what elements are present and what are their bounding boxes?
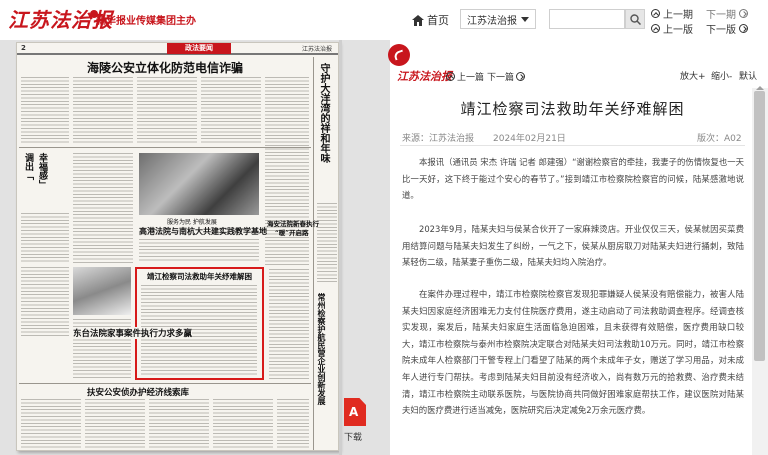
download-label: 下载 <box>344 433 363 443</box>
text-column <box>317 203 337 283</box>
text-column <box>137 77 197 145</box>
text-column <box>265 77 309 267</box>
text-column <box>73 77 133 145</box>
search-input[interactable] <box>549 9 625 29</box>
row-divider <box>19 383 311 384</box>
text-column <box>201 77 261 145</box>
article-source: 来源：江苏法治报 <box>402 134 475 144</box>
text-column <box>21 77 69 145</box>
headline-left-vertical-2[interactable]: 幸福感」 <box>37 153 47 189</box>
prev-article-label: 上一篇 <box>457 73 485 83</box>
text-column <box>277 399 309 449</box>
chevron-up-circle-icon <box>651 9 660 18</box>
headline-right-vertical[interactable]: 守护大洋湾的祥和年味 <box>317 63 329 163</box>
scroll-up-arrow-icon[interactable] <box>756 86 764 90</box>
search-button[interactable] <box>625 9 645 29</box>
article-paragraph: 2023年9月，陆某夫妇与侯某合伙开了一家麻辣烫店。开业仅仅三天，侯某就因买菜费… <box>402 224 744 268</box>
headline-left-vertical-1[interactable]: 调出「 <box>23 153 33 180</box>
chevron-right-circle-icon <box>739 24 748 33</box>
prev-article-link[interactable]: 上一篇 <box>446 70 484 83</box>
prev-page-label: 上一版 <box>663 25 693 36</box>
home-label: 首页 <box>427 14 449 27</box>
article-paragraph: 在案件办理过程中，靖江市检察院检察官发现犯罪嫌疑人侯某没有赔偿能力，被害人陆某夫… <box>402 289 744 416</box>
news-photo[interactable] <box>139 153 259 215</box>
text-column <box>21 213 69 263</box>
paper-header: 2 政法要闻 江苏法治报 <box>17 43 338 55</box>
chevron-left-circle-icon <box>446 72 455 81</box>
paper-section-label: 政法要闻 <box>167 43 231 54</box>
text-column <box>213 399 273 449</box>
chevron-right-circle-icon <box>739 9 748 18</box>
headline-bottom-left[interactable]: 东台法院家事案件执行力求多赢 <box>73 327 193 339</box>
headline-bottom[interactable]: 扶安公安侦办护经济线索库 <box>87 386 189 398</box>
zoom-in-button[interactable]: 放大+ <box>680 69 706 82</box>
headline-top[interactable]: 海陵公安立体化防范电信诈骗 <box>87 59 243 76</box>
default-size-button[interactable]: 默认 <box>739 69 757 82</box>
meta-divider <box>400 145 745 146</box>
text-column <box>269 269 309 379</box>
text-column <box>73 153 133 263</box>
paper-page-number: 2 <box>21 44 26 52</box>
next-article-link[interactable]: 下一篇 <box>487 70 526 83</box>
headline-right-box-2[interactable]: “暖”开启路 <box>275 227 308 237</box>
panel-divider <box>339 40 342 455</box>
text-column <box>21 399 81 449</box>
prev-page-link[interactable]: 上一版 <box>651 21 693 36</box>
publisher-label: 新华报业传媒集团主办 <box>96 16 196 27</box>
text-column <box>85 399 145 449</box>
newspaper-page[interactable]: 2 政法要闻 江苏法治报 海陵公安立体化防范电信诈骗 守护大洋湾的祥和年味 调出… <box>16 42 339 451</box>
top-bar: 江苏法治报 新华报业传媒集团主办 首页 江苏法治报 上一期 下一期 上一版 下一… <box>0 0 768 40</box>
article-edition: 版次：A02 <box>697 134 742 144</box>
prev-issue-link[interactable]: 上一期 <box>651 6 693 21</box>
article-paragraph: 本报讯（通讯员 宋杰 许瑞 记者 郎建强）“谢谢检察官的牵挂，我妻子的伤情恢复也… <box>402 157 744 201</box>
headline-court[interactable]: 高港法院与南杭大共建实践教学基地 <box>139 226 267 237</box>
pdf-glyph: A <box>349 405 359 419</box>
chevron-right-circle-icon <box>516 72 526 81</box>
chevron-up-circle-icon <box>651 24 660 33</box>
text-column <box>139 239 259 263</box>
column-divider <box>313 57 314 450</box>
pdf-download-button[interactable]: A 下载 <box>339 398 371 443</box>
article-title: 靖江检察司法救助年关纾难解困 <box>460 100 685 118</box>
headline-boxed[interactable]: 靖江检察司法救助年关纾难解困 <box>147 271 252 282</box>
prev-issue-label: 上一期 <box>663 10 693 21</box>
article-date: 2024年02月21日 <box>493 134 566 144</box>
search-icon <box>629 13 641 25</box>
next-issue-link[interactable]: 下一期 <box>706 6 748 21</box>
chevron-down-icon <box>521 16 529 22</box>
next-article-label: 下一篇 <box>487 73 515 83</box>
text-column <box>21 267 69 337</box>
next-issue-label: 下一期 <box>706 10 736 21</box>
photo-caption: 服务为民 护航发展 <box>167 219 217 226</box>
article-mini-logo: 江苏法治报 <box>397 70 452 83</box>
home-icon <box>412 14 424 26</box>
news-photo-small[interactable] <box>73 267 131 315</box>
paper-masthead-small: 江苏法治报 <box>301 46 332 53</box>
zoom-out-button[interactable]: 缩小- <box>711 69 732 82</box>
next-page-label: 下一版 <box>706 25 736 36</box>
edition-select[interactable]: 江苏法治报 <box>460 9 536 29</box>
pdf-icon: A <box>344 398 366 426</box>
edition-select-value: 江苏法治报 <box>467 15 517 27</box>
article-scrollbar-thumb[interactable] <box>754 91 765 361</box>
home-link[interactable]: 首页 <box>412 12 449 28</box>
row-divider <box>19 147 311 148</box>
back-arrow-icon[interactable] <box>388 44 410 66</box>
text-column <box>149 399 209 449</box>
headline-right-vertical-2[interactable]: 常州检察护航民营企业创新发展 <box>317 293 327 405</box>
next-page-link[interactable]: 下一版 <box>706 21 748 36</box>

-----

▸ **TASK DIRECTIONS**
Reproduce the rows above line for line, without any change, and leave the pictures out.

▸ **WRITTEN ANSWER**
what elements are present and what are their bounding boxes?
download-label: 下载 <box>344 433 363 443</box>
text-column <box>317 203 337 283</box>
text-column <box>137 77 197 145</box>
text-column <box>265 77 309 267</box>
text-column <box>73 77 133 145</box>
search-input[interactable] <box>549 9 625 29</box>
row-divider <box>19 383 311 384</box>
text-column <box>201 77 261 145</box>
article-source: 来源：江苏法治报 <box>402 134 475 144</box>
text-column <box>21 77 69 145</box>
headline-left-vertical-2[interactable]: 幸福感」 <box>37 153 47 189</box>
prev-article-label: 上一篇 <box>457 73 485 83</box>
text-column <box>277 399 309 449</box>
chevron-up-circle-icon <box>651 9 660 18</box>
headline-right-vertical[interactable]: 守护大洋湾的祥和年味 <box>317 63 329 163</box>
scroll-up-arrow-icon[interactable] <box>756 86 764 90</box>
search-button[interactable] <box>625 9 645 29</box>
article-paragraph: 2023年9月，陆某夫妇与侯某合伙开了一家麻辣烫店。开业仅仅三天，侯某就因买菜费… <box>402 224 744 268</box>
headline-left-vertical-1[interactable]: 调出「 <box>23 153 33 180</box>
chevron-right-circle-icon <box>739 24 748 33</box>
prev-article-link[interactable]: 上一篇 <box>446 70 484 83</box>
prev-page-label: 上一版 <box>663 25 693 36</box>
home-label: 首页 <box>427 14 449 27</box>
article-paragraph: 在案件办理过程中，靖江市检察院检察官发现犯罪嫌疑人侯某没有赔偿能力，被害人陆某夫… <box>402 289 744 416</box>
news-photo[interactable] <box>139 153 259 215</box>
text-column <box>21 213 69 263</box>
paper-header: 2 政法要闻 江苏法治报 <box>17 43 338 55</box>
chevron-left-circle-icon <box>446 72 455 81</box>
paper-section-label: 政法要闻 <box>167 43 231 54</box>
text-column <box>213 399 273 449</box>
chevron-right-circle-icon <box>739 9 748 18</box>
headline-bottom-left[interactable]: 东台法院家事案件执行力求多赢 <box>73 327 193 339</box>
headline-bottom[interactable]: 扶安公安侦办护经济线索库 <box>87 386 189 398</box>
zoom-in-button[interactable]: 放大+ <box>680 69 706 82</box>
headline-top[interactable]: 海陵公安立体化防范电信诈骗 <box>87 59 243 76</box>
default-size-button[interactable]: 默认 <box>739 69 757 82</box>
meta-divider <box>400 145 745 146</box>
text-column <box>269 269 309 379</box>
text-column <box>73 153 133 263</box>
paper-page-number: 2 <box>21 44 26 52</box>
next-article-link[interactable]: 下一篇 <box>487 70 526 83</box>
headline-right-box-2[interactable]: “暖”开启路 <box>275 227 308 237</box>
panel-divider <box>339 40 342 455</box>
text-column <box>21 399 81 449</box>
prev-page-link[interactable]: 上一版 <box>651 21 693 36</box>
publisher-label: 新华报业传媒集团主办 <box>96 16 196 27</box>
text-column <box>85 399 145 449</box>
newspaper-page[interactable]: 2 政法要闻 江苏法治报 海陵公安立体化防范电信诈骗 守护大洋湾的祥和年味 调出… <box>16 42 339 451</box>
top-bar: 江苏法治报 新华报业传媒集团主办 首页 江苏法治报 上一期 下一期 上一版 下一… <box>0 0 768 40</box>
article-edition: 版次：A02 <box>697 134 742 144</box>
prev-issue-link[interactable]: 上一期 <box>651 6 693 21</box>
article-paragraph: 本报讯（通讯员 宋杰 许瑞 记者 郎建强）“谢谢检察官的牵挂，我妻子的伤情恢复也… <box>402 157 744 201</box>
headline-court[interactable]: 高港法院与南杭大共建实践教学基地 <box>139 226 267 237</box>
pdf-glyph: A <box>349 405 359 419</box>
chevron-right-circle-icon <box>516 72 526 81</box>
chevron-up-circle-icon <box>651 24 660 33</box>
text-column <box>139 239 259 263</box>
column-divider <box>313 57 314 450</box>
pdf-download-button[interactable]: A 下载 <box>339 398 371 443</box>
article-title: 靖江检察司法救助年关纾难解困 <box>460 100 685 118</box>
headline-boxed[interactable]: 靖江检察司法救助年关纾难解困 <box>147 271 252 282</box>
prev-issue-label: 上一期 <box>663 10 693 21</box>
article-date: 2024年02月21日 <box>493 134 566 144</box>
search-icon <box>629 13 641 25</box>
next-issue-link[interactable]: 下一期 <box>706 6 748 21</box>
chevron-down-icon <box>521 16 529 22</box>
next-article-label: 下一篇 <box>487 73 515 83</box>
text-column <box>21 267 69 337</box>
next-issue-label: 下一期 <box>706 10 736 21</box>
photo-caption: 服务为民 护航发展 <box>167 219 217 226</box>
article-mini-logo: 江苏法治报 <box>397 70 452 83</box>
home-icon <box>412 14 424 26</box>
news-photo-small[interactable] <box>73 267 131 315</box>
paper-masthead-small: 江苏法治报 <box>301 46 332 53</box>
zoom-out-button[interactable]: 缩小- <box>711 69 732 82</box>
next-page-label: 下一版 <box>706 25 736 36</box>
edition-select[interactable]: 江苏法治报 <box>460 9 536 29</box>
pdf-icon: A <box>344 398 366 426</box>
edition-select-value: 江苏法治报 <box>467 15 517 27</box>
article-scrollbar-thumb[interactable] <box>754 91 765 361</box>
home-link[interactable]: 首页 <box>412 12 449 28</box>
row-divider <box>19 147 311 148</box>
back-arrow-icon[interactable] <box>388 44 410 66</box>
text-column <box>149 399 209 449</box>
headline-right-vertical-2[interactable]: 常州检察护航民营企业创新发展 <box>317 293 327 405</box>
next-page-link[interactable]: 下一版 <box>706 21 748 36</box>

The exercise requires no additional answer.